[Collected data]
────────────────────────────────────────

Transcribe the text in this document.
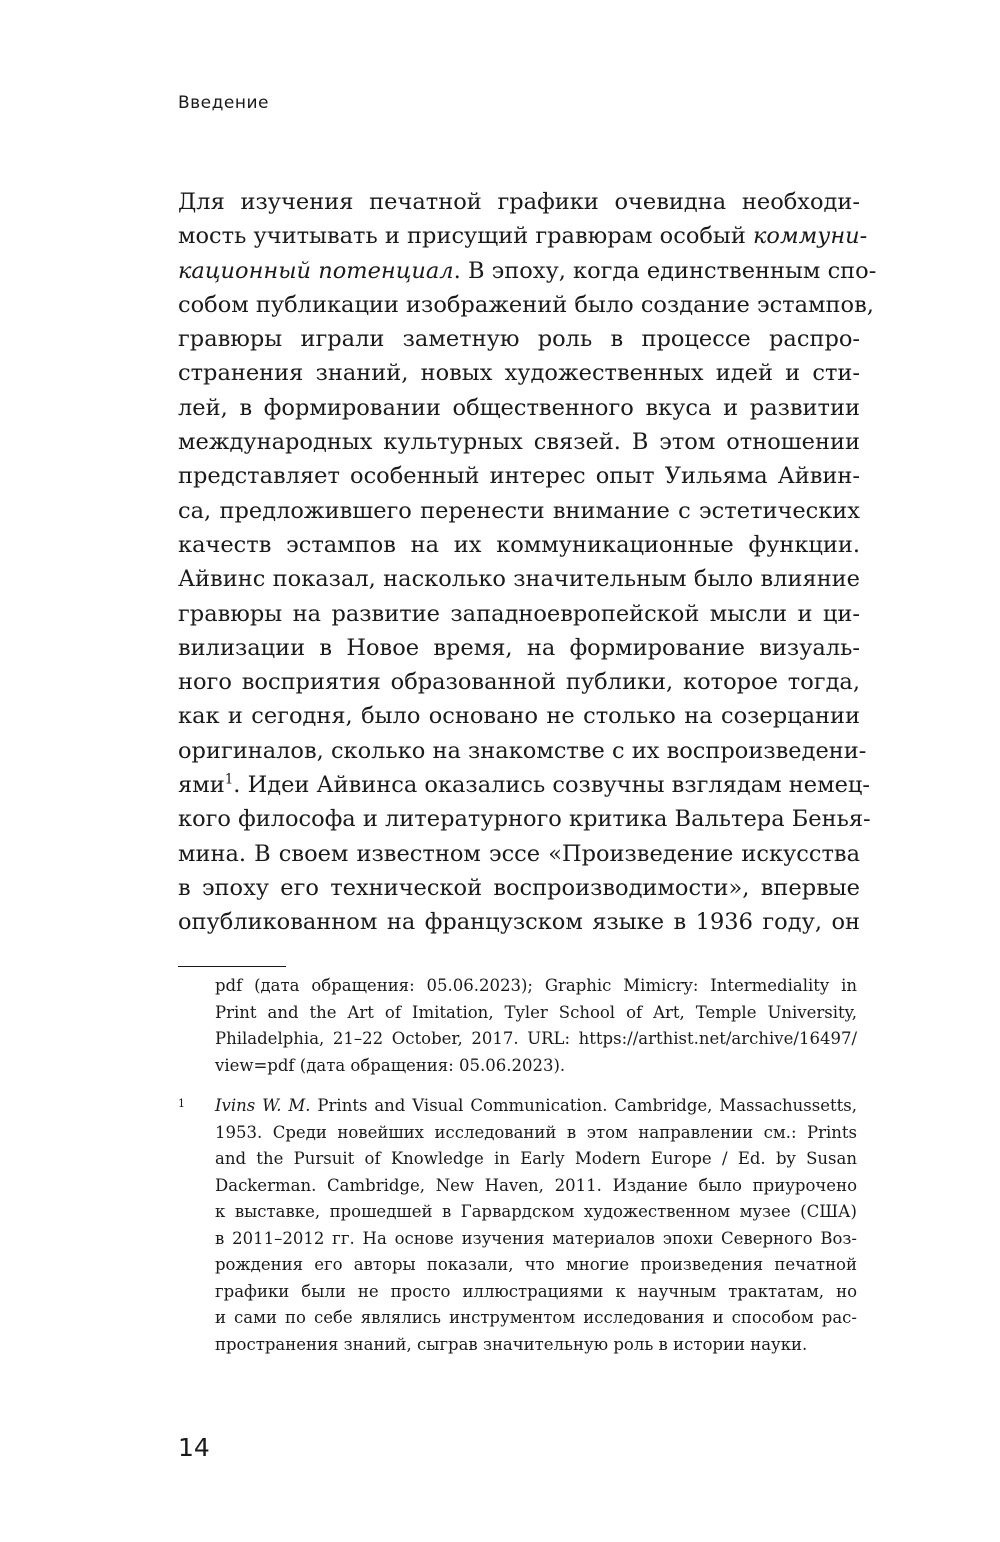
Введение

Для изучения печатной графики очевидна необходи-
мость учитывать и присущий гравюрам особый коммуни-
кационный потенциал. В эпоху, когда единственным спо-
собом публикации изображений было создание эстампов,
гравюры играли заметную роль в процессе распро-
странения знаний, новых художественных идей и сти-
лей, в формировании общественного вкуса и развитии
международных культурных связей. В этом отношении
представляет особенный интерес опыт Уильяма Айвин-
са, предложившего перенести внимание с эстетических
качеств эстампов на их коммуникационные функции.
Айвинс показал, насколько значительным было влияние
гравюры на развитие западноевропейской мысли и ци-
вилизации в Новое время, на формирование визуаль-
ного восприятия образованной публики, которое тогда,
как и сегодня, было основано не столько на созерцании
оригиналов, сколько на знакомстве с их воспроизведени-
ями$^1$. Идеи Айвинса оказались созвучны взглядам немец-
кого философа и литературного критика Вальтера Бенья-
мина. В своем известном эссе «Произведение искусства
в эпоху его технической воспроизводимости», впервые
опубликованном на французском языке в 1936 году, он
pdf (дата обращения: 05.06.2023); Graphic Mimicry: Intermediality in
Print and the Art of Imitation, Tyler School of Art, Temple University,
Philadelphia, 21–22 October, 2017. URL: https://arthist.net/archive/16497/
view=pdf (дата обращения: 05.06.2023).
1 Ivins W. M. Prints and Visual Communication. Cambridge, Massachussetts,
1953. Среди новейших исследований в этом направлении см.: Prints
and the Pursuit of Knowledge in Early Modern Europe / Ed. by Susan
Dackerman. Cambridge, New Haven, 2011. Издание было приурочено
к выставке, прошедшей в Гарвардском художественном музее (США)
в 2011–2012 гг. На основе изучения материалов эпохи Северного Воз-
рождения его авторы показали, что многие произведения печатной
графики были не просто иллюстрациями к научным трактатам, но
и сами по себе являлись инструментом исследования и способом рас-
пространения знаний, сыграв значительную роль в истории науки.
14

────────────────────────────────────────

● **Stated problem**:
Reproduce each line of the material containing the word "было".

● **Right answer**:
собом публикации изображений было создание эстампов,
Айвинс показал, насколько значительным было влияние
как и сегодня, было основано не столько на созерцании
Dackerman. Cambridge, New Haven, 2011. Издание было приурочено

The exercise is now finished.